**Available records:**
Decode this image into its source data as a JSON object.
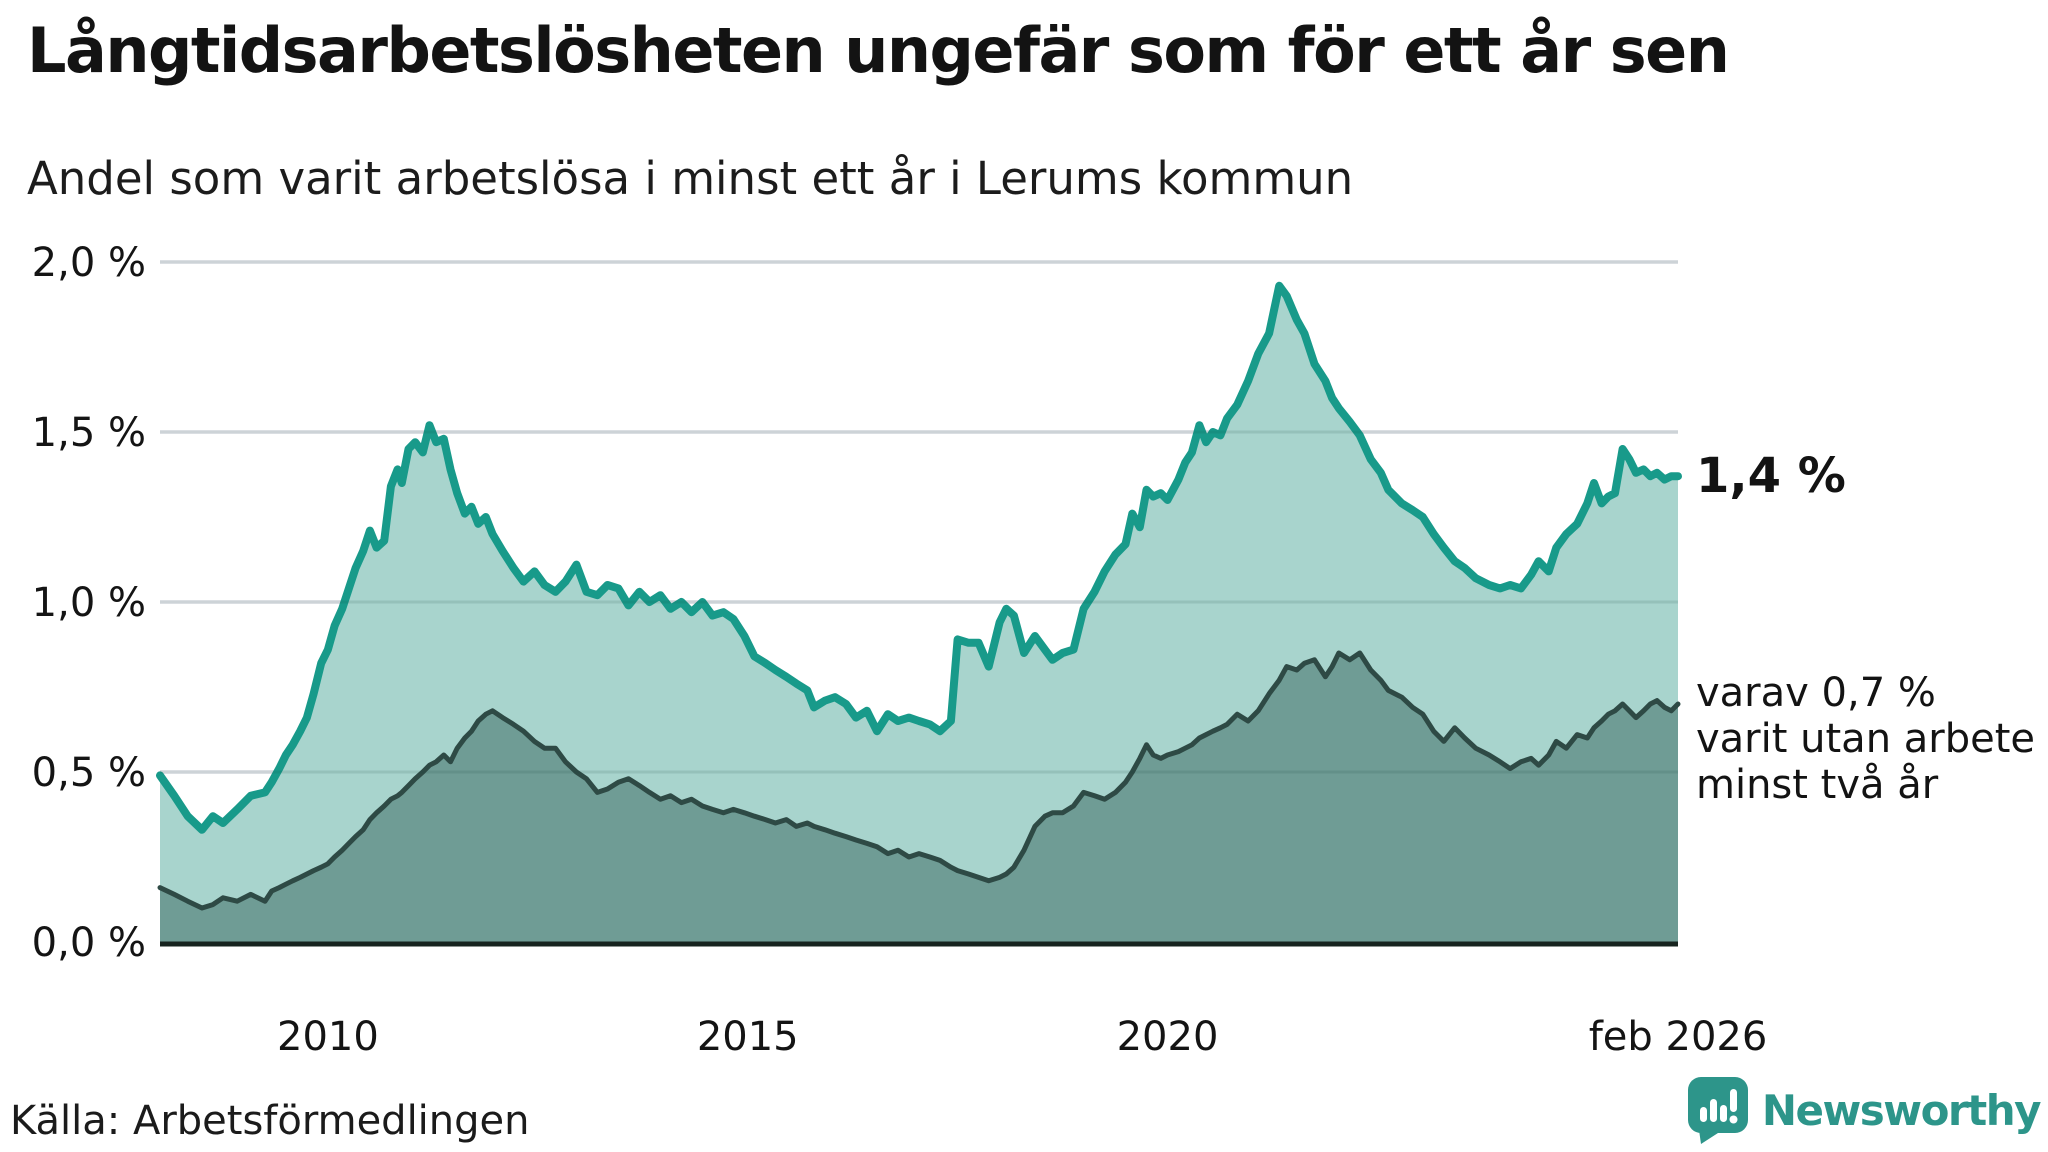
{
  "chart_data": {
    "type": "area",
    "title": "Långtidsarbetslösheten ungefär som för ett år sen",
    "subtitle": "Andel som varit arbetslösa i minst ett år i Lerums kommun",
    "grid": "horizontal",
    "legend_position": "none",
    "ylim": [
      0,
      2.0
    ],
    "yticks": [
      {
        "value": 0.0,
        "label": "0,0 %"
      },
      {
        "value": 0.5,
        "label": "0,5 %"
      },
      {
        "value": 1.0,
        "label": "1,0 %"
      },
      {
        "value": 1.5,
        "label": "1,5 %"
      },
      {
        "value": 2.0,
        "label": "2,0 %"
      }
    ],
    "xticks": [
      {
        "year": 2010,
        "label": "2010"
      },
      {
        "year": 2015,
        "label": "2015"
      },
      {
        "year": 2020,
        "label": "2020"
      },
      {
        "year": 2026.08,
        "label": "feb 2026"
      }
    ],
    "x_years": [
      2008.0,
      2008.17,
      2008.33,
      2008.5,
      2008.63,
      2008.75,
      2008.92,
      2009.08,
      2009.25,
      2009.33,
      2009.42,
      2009.5,
      2009.58,
      2009.67,
      2009.75,
      2009.83,
      2009.92,
      2010.0,
      2010.08,
      2010.17,
      2010.25,
      2010.33,
      2010.42,
      2010.5,
      2010.58,
      2010.67,
      2010.75,
      2010.83,
      2010.88,
      2010.96,
      2011.04,
      2011.13,
      2011.21,
      2011.29,
      2011.38,
      2011.46,
      2011.54,
      2011.63,
      2011.71,
      2011.79,
      2011.88,
      2011.96,
      2012.08,
      2012.21,
      2012.33,
      2012.46,
      2012.58,
      2012.71,
      2012.83,
      2012.96,
      2013.08,
      2013.21,
      2013.33,
      2013.46,
      2013.58,
      2013.71,
      2013.83,
      2013.96,
      2014.08,
      2014.21,
      2014.33,
      2014.46,
      2014.58,
      2014.71,
      2014.83,
      2014.96,
      2015.08,
      2015.21,
      2015.33,
      2015.46,
      2015.58,
      2015.71,
      2015.79,
      2015.92,
      2016.04,
      2016.17,
      2016.29,
      2016.42,
      2016.54,
      2016.67,
      2016.79,
      2016.92,
      2017.04,
      2017.17,
      2017.29,
      2017.42,
      2017.5,
      2017.63,
      2017.75,
      2017.87,
      2018.0,
      2018.08,
      2018.17,
      2018.29,
      2018.42,
      2018.54,
      2018.63,
      2018.75,
      2018.88,
      2019.0,
      2019.13,
      2019.25,
      2019.38,
      2019.5,
      2019.58,
      2019.67,
      2019.75,
      2019.83,
      2019.92,
      2020.0,
      2020.13,
      2020.21,
      2020.29,
      2020.38,
      2020.46,
      2020.54,
      2020.63,
      2020.71,
      2020.83,
      2020.96,
      2021.08,
      2021.21,
      2021.33,
      2021.42,
      2021.54,
      2021.63,
      2021.75,
      2021.88,
      2021.96,
      2022.04,
      2022.17,
      2022.29,
      2022.42,
      2022.54,
      2022.63,
      2022.79,
      2022.92,
      2023.04,
      2023.17,
      2023.29,
      2023.42,
      2023.54,
      2023.67,
      2023.83,
      2023.96,
      2024.08,
      2024.21,
      2024.33,
      2024.42,
      2024.54,
      2024.63,
      2024.75,
      2024.88,
      2025.0,
      2025.08,
      2025.17,
      2025.25,
      2025.33,
      2025.42,
      2025.5,
      2025.58,
      2025.67,
      2025.75,
      2025.83,
      2025.92,
      2026.0,
      2026.08
    ],
    "series": [
      {
        "name": "Andel som varit arbetslösa i minst ett år",
        "line_color": "#189a8a",
        "fill_color": "#a8d4cd",
        "line_width": 8,
        "values": [
          0.49,
          0.43,
          0.37,
          0.33,
          0.37,
          0.35,
          0.39,
          0.43,
          0.44,
          0.47,
          0.51,
          0.55,
          0.58,
          0.62,
          0.66,
          0.73,
          0.82,
          0.86,
          0.93,
          0.98,
          1.04,
          1.1,
          1.15,
          1.21,
          1.16,
          1.18,
          1.34,
          1.39,
          1.35,
          1.45,
          1.47,
          1.44,
          1.52,
          1.47,
          1.48,
          1.39,
          1.32,
          1.26,
          1.28,
          1.23,
          1.25,
          1.2,
          1.15,
          1.1,
          1.06,
          1.09,
          1.05,
          1.03,
          1.06,
          1.11,
          1.03,
          1.02,
          1.05,
          1.04,
          0.99,
          1.03,
          1.0,
          1.02,
          0.98,
          1.0,
          0.97,
          1.0,
          0.96,
          0.97,
          0.95,
          0.9,
          0.84,
          0.82,
          0.8,
          0.78,
          0.76,
          0.74,
          0.69,
          0.71,
          0.72,
          0.7,
          0.66,
          0.68,
          0.62,
          0.67,
          0.65,
          0.66,
          0.65,
          0.64,
          0.62,
          0.65,
          0.89,
          0.88,
          0.88,
          0.81,
          0.94,
          0.98,
          0.96,
          0.85,
          0.9,
          0.86,
          0.83,
          0.85,
          0.86,
          0.98,
          1.03,
          1.09,
          1.14,
          1.17,
          1.26,
          1.22,
          1.33,
          1.31,
          1.32,
          1.3,
          1.36,
          1.41,
          1.44,
          1.52,
          1.47,
          1.5,
          1.49,
          1.54,
          1.58,
          1.65,
          1.73,
          1.79,
          1.93,
          1.9,
          1.83,
          1.79,
          1.7,
          1.65,
          1.6,
          1.57,
          1.53,
          1.49,
          1.42,
          1.38,
          1.33,
          1.29,
          1.27,
          1.25,
          1.2,
          1.16,
          1.12,
          1.1,
          1.07,
          1.05,
          1.04,
          1.05,
          1.04,
          1.08,
          1.12,
          1.09,
          1.16,
          1.2,
          1.23,
          1.29,
          1.35,
          1.29,
          1.31,
          1.32,
          1.45,
          1.42,
          1.38,
          1.39,
          1.37,
          1.38,
          1.36,
          1.37,
          1.37
        ]
      },
      {
        "name": "varav utan arbete minst två år",
        "line_color": "#2e4a45",
        "fill_color": "#6f9c95",
        "line_width": 5,
        "values": [
          0.16,
          0.14,
          0.12,
          0.1,
          0.11,
          0.13,
          0.12,
          0.14,
          0.12,
          0.15,
          0.16,
          0.17,
          0.18,
          0.19,
          0.2,
          0.21,
          0.22,
          0.23,
          0.25,
          0.27,
          0.29,
          0.31,
          0.33,
          0.36,
          0.38,
          0.4,
          0.42,
          0.43,
          0.44,
          0.46,
          0.48,
          0.5,
          0.52,
          0.53,
          0.55,
          0.53,
          0.57,
          0.6,
          0.62,
          0.65,
          0.67,
          0.68,
          0.66,
          0.64,
          0.62,
          0.59,
          0.57,
          0.57,
          0.53,
          0.5,
          0.48,
          0.44,
          0.45,
          0.47,
          0.48,
          0.46,
          0.44,
          0.42,
          0.43,
          0.41,
          0.42,
          0.4,
          0.39,
          0.38,
          0.39,
          0.38,
          0.37,
          0.36,
          0.35,
          0.36,
          0.34,
          0.35,
          0.34,
          0.33,
          0.32,
          0.31,
          0.3,
          0.29,
          0.28,
          0.26,
          0.27,
          0.25,
          0.26,
          0.25,
          0.24,
          0.22,
          0.21,
          0.2,
          0.19,
          0.18,
          0.19,
          0.2,
          0.22,
          0.27,
          0.34,
          0.37,
          0.38,
          0.38,
          0.4,
          0.44,
          0.43,
          0.42,
          0.44,
          0.47,
          0.5,
          0.54,
          0.58,
          0.55,
          0.54,
          0.55,
          0.56,
          0.57,
          0.58,
          0.6,
          0.61,
          0.62,
          0.63,
          0.64,
          0.67,
          0.65,
          0.68,
          0.73,
          0.77,
          0.81,
          0.8,
          0.82,
          0.83,
          0.78,
          0.81,
          0.85,
          0.83,
          0.85,
          0.8,
          0.77,
          0.74,
          0.72,
          0.69,
          0.67,
          0.62,
          0.59,
          0.63,
          0.6,
          0.57,
          0.55,
          0.53,
          0.51,
          0.53,
          0.54,
          0.52,
          0.55,
          0.59,
          0.57,
          0.61,
          0.6,
          0.63,
          0.65,
          0.67,
          0.68,
          0.7,
          0.68,
          0.66,
          0.68,
          0.7,
          0.71,
          0.69,
          0.68,
          0.7
        ]
      }
    ],
    "annotations": {
      "end_value_label": "1,4 %",
      "secondary_lines": [
        "varav 0,7 %",
        "varit utan arbete",
        "minst två år"
      ]
    }
  },
  "source": {
    "label": "Källa: Arbetsförmedlingen"
  },
  "logo": {
    "text": "Newsworthy",
    "icon": "bar-chart-speech-bubble-icon",
    "color": "#2d958a"
  },
  "colors": {
    "background": "#ffffff",
    "gridline": "#e8e8ee",
    "axis_line": "#17241f",
    "text": "#141414",
    "accent_teal": "#189a8a"
  }
}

**Aim:**
Return solely the number of lines in the data that include the word "source".

**Exercise result:**
2